▶ [Text to read]:
-----
STILL BEGINNING: The 30th Annual Day With(out) Art
Esker Foundation is proud to partner with Visual AIDS for the thirtieth annual ‘Day With(out) Art’ by presenting ‘STILL BEGINNING,’ a program of seven newly commissioned videos responding to the ongoing HIV/AIDS epidemic by Shanti Avirgan, Nguyen Tan Hoang, Carl George, Viva Ruiz, Iman Shervington, Jack Waters/Victor F.M. Torres, and Derrick Woods-Morrow.
The seven short videos range in subject from anti-stigma work in New Orleans to public sex culture in Chicago, highlighting pioneering AIDS activism and staging intergenerational conversations. Recalling Gregg Bordowitz’s reminder that “THE AIDS CRISIS IS STILL BEGINNING,”* the video program resists narratives of resolution or conclusion, considering the continued urgency of HIV/AIDS in the contemporary moment while revisiting resonant cultural histories from the past three decades.
-----
▶ [Stated exercise 1]: Show every line of the records that contains the word "消費電力".
-----
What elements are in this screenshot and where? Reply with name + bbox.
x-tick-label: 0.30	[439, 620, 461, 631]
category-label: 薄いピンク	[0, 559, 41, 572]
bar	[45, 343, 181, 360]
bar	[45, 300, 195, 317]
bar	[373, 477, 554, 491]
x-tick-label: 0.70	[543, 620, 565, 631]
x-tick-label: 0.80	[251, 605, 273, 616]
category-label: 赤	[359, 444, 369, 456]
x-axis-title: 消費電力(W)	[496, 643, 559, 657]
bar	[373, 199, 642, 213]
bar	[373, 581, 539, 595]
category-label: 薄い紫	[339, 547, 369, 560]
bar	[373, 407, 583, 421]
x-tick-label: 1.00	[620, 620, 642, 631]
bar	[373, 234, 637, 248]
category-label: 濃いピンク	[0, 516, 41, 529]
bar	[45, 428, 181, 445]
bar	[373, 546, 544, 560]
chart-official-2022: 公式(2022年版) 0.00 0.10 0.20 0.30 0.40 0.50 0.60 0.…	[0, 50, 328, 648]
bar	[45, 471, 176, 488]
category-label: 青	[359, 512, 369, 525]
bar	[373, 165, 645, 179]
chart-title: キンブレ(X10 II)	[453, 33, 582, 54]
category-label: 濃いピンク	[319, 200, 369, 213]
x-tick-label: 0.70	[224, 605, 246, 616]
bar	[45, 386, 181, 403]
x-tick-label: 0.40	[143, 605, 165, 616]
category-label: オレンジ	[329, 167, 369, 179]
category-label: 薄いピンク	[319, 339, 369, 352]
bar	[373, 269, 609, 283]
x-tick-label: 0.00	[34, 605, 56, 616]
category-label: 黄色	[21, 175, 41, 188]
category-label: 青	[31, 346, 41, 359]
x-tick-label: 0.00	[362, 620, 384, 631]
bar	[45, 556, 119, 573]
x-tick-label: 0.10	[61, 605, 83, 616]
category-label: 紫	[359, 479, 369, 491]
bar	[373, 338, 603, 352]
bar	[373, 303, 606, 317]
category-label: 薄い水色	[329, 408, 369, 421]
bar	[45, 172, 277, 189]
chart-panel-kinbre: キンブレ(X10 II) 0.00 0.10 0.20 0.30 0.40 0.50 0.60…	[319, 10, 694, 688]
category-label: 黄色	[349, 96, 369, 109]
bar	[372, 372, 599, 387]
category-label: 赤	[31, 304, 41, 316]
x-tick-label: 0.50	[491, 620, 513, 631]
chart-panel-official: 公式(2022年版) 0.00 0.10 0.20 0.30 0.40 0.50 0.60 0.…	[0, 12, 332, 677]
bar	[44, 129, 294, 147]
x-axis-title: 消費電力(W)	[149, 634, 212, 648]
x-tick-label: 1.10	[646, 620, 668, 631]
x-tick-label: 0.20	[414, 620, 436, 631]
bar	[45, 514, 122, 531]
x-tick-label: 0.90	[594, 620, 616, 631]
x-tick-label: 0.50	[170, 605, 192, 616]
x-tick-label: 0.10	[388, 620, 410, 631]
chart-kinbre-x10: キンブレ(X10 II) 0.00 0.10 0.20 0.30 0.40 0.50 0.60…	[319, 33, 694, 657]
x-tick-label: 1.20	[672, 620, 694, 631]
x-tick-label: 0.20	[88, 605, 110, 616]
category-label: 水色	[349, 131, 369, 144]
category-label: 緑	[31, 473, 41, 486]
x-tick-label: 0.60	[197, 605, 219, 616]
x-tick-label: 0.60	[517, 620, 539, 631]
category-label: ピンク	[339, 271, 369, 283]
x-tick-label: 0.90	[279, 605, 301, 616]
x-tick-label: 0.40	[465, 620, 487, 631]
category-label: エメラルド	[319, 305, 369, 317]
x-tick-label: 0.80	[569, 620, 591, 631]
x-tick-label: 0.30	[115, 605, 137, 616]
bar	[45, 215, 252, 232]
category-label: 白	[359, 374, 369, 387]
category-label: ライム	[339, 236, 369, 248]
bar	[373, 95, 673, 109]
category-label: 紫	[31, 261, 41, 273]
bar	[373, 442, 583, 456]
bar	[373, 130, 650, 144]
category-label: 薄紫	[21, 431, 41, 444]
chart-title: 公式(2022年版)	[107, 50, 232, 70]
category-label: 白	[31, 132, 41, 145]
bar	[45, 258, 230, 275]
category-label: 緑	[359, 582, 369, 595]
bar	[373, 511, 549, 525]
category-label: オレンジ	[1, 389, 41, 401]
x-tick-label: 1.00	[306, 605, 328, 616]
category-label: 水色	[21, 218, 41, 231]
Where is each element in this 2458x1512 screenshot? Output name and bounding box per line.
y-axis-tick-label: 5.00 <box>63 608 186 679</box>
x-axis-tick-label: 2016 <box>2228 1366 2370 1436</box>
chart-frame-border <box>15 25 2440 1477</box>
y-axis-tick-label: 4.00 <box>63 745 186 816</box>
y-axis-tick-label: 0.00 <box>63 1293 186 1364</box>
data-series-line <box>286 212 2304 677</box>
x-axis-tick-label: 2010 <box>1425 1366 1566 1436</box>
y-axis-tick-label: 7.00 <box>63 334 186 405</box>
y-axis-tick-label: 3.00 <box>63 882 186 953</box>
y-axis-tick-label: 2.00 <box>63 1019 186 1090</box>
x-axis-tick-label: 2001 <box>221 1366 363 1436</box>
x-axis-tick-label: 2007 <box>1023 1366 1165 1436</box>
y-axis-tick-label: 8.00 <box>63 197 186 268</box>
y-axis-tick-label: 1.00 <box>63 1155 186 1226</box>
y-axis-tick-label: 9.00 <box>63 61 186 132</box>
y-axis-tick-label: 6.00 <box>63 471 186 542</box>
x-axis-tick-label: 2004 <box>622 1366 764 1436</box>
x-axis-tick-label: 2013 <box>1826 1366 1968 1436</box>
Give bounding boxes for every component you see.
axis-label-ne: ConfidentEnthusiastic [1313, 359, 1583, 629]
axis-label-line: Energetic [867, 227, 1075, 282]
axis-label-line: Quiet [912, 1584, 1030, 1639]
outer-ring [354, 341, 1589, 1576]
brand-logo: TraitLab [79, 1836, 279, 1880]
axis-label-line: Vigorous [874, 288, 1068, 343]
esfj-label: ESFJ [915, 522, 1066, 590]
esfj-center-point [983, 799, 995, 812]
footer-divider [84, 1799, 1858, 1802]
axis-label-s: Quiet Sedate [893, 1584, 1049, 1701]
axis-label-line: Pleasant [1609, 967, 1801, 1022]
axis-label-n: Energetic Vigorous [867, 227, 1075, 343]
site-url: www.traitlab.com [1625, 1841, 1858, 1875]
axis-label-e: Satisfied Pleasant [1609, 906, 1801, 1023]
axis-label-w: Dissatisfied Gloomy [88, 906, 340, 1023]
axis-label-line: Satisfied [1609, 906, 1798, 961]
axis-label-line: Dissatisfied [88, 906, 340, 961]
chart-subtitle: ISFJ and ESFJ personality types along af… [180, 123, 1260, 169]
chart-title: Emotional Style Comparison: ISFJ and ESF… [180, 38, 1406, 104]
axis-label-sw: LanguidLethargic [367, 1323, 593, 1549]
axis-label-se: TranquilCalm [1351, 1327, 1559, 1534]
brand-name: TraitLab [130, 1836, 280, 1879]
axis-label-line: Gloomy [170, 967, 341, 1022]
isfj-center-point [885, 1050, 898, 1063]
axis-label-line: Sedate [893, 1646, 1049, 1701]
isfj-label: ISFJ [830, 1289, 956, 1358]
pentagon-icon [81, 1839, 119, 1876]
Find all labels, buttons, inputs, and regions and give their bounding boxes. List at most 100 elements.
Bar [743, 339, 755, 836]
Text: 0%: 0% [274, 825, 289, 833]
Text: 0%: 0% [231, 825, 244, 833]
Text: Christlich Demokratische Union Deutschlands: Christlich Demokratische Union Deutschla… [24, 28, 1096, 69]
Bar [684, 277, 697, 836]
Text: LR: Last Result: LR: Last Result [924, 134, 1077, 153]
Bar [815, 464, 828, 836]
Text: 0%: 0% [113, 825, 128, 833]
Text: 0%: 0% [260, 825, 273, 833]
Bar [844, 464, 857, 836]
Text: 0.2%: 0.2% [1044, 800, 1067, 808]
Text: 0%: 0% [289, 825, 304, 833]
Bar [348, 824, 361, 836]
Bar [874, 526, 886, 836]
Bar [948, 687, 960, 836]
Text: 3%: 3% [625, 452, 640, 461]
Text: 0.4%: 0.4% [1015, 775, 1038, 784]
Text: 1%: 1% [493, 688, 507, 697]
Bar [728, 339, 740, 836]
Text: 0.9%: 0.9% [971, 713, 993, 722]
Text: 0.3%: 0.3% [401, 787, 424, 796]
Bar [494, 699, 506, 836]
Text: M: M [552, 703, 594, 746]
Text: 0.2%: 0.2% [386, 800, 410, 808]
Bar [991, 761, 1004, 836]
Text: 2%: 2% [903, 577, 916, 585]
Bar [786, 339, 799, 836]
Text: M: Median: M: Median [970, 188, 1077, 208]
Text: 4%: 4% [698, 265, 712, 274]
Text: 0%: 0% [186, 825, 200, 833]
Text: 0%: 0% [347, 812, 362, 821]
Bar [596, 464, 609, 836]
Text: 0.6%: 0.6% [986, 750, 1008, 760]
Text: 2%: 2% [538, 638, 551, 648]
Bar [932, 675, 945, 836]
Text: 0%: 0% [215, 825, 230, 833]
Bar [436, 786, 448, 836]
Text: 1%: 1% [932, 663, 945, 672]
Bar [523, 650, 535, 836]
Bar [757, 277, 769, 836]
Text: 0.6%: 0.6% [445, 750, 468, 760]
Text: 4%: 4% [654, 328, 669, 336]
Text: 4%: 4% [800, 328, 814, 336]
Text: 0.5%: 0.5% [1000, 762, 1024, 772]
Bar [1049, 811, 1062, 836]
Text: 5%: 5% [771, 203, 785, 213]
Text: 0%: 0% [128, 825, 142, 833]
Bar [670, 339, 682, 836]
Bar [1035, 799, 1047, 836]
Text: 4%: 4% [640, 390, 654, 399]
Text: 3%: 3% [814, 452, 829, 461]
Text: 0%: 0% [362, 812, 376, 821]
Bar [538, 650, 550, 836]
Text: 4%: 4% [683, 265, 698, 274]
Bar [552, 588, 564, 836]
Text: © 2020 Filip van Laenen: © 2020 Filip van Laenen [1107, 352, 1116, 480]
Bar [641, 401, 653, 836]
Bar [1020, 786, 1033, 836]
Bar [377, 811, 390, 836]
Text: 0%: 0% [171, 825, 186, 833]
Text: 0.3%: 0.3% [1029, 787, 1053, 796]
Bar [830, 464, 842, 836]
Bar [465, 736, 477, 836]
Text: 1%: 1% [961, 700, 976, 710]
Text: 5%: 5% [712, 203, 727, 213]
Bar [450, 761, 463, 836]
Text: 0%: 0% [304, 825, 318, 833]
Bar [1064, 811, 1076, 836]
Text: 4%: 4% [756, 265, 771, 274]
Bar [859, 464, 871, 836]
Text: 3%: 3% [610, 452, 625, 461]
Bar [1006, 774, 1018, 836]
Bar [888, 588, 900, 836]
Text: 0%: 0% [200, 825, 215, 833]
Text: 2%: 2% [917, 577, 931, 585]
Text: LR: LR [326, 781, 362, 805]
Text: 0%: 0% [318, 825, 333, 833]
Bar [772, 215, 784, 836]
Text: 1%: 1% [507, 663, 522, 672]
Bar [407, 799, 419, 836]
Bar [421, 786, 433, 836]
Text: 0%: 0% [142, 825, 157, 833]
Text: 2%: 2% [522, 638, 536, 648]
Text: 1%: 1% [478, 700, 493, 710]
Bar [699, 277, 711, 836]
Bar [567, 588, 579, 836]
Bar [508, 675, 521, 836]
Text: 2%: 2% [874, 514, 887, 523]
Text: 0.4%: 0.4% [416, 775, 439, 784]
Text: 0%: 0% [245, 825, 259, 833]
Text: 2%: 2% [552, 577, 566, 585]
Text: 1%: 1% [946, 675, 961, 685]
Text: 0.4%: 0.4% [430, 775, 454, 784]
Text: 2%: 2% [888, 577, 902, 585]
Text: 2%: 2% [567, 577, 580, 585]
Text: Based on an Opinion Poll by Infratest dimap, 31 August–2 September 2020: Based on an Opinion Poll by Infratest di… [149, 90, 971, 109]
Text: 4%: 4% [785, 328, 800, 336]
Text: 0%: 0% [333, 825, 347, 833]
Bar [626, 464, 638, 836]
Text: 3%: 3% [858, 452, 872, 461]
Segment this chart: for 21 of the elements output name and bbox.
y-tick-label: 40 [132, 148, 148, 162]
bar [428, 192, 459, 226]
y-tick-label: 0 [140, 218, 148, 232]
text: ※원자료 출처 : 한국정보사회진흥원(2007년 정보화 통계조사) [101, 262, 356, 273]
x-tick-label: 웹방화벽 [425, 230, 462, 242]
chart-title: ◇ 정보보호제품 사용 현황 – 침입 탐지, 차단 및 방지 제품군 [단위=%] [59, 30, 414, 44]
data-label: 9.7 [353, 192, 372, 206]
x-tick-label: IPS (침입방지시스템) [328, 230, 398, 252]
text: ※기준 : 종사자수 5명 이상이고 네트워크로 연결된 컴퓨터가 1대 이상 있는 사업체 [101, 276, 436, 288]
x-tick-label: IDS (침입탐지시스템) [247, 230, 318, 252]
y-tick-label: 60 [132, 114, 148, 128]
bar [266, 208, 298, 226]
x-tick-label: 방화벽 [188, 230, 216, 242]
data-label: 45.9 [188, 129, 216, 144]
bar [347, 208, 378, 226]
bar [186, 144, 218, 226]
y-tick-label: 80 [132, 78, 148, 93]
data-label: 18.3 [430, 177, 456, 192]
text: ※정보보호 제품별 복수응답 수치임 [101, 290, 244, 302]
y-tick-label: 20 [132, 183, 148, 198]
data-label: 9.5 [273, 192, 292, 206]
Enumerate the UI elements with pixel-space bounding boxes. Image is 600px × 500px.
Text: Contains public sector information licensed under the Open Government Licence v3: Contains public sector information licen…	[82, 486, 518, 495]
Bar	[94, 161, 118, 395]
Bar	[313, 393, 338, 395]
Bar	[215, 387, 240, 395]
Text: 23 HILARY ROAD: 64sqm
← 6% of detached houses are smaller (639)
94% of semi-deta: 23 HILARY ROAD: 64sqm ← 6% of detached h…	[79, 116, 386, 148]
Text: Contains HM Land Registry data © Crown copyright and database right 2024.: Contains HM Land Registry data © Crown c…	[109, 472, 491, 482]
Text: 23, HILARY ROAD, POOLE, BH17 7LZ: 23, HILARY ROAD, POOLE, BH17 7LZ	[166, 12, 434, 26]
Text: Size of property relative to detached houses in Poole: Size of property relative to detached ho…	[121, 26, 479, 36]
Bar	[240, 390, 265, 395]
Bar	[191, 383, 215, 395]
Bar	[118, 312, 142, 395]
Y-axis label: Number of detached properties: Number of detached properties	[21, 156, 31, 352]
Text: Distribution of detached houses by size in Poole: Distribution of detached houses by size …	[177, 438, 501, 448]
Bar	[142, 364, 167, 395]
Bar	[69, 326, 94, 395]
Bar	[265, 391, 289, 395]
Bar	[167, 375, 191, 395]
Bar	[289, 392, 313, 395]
-----
▶ [Stated exercise 2]: Carry the text on the STILL BEGINNING video program forward from its last sentence.

▶ [Expected output 1]:
x-axis-title: 消費電力(W)	[496, 643, 559, 657]
x-axis-title: 消費電力(W)	[149, 634, 212, 648]

▶ [Expected output 2]:
Visual AIDS is a New York-based non-profit that utilizes art to fight AIDS by provoking dialogue, supporting HIV+ artists, and preserving a legacy, because AIDS is not over. In 1989, Visual AIDS organized the first Day Without Art, a call to the art world for mourning and action in response to the AIDS crisis.
For Day With(out) Art’s thirtieth year, over 100 institutions worldwide will screen ‘STILL BEGINNING,’ recognizing the important and necessary work of artists, activists, and cultural workers who have responded to AIDS while emphasizing the persistent presence of the epidemic.
*The phrase first appeared in Bordowitz’s installation Drive (2002) and was recently displayed as a banner at the Art Institute of Chicago.
These artists will consider the continuing presence of HIV/AIDS in the contemporary moment while revisiting resonant cultural histories of art and activism from the past three decades.
The seven films are:
Shanti Avirgan, Beat Goes On.
Beat Goes On is an all-archival video portrait of Keith Cylar (1958–2004), the co-founder of Housing Works and a central figure in the AIDS Coalition To Unleash Power (ACT UP) NY.
Carl George, The Lie.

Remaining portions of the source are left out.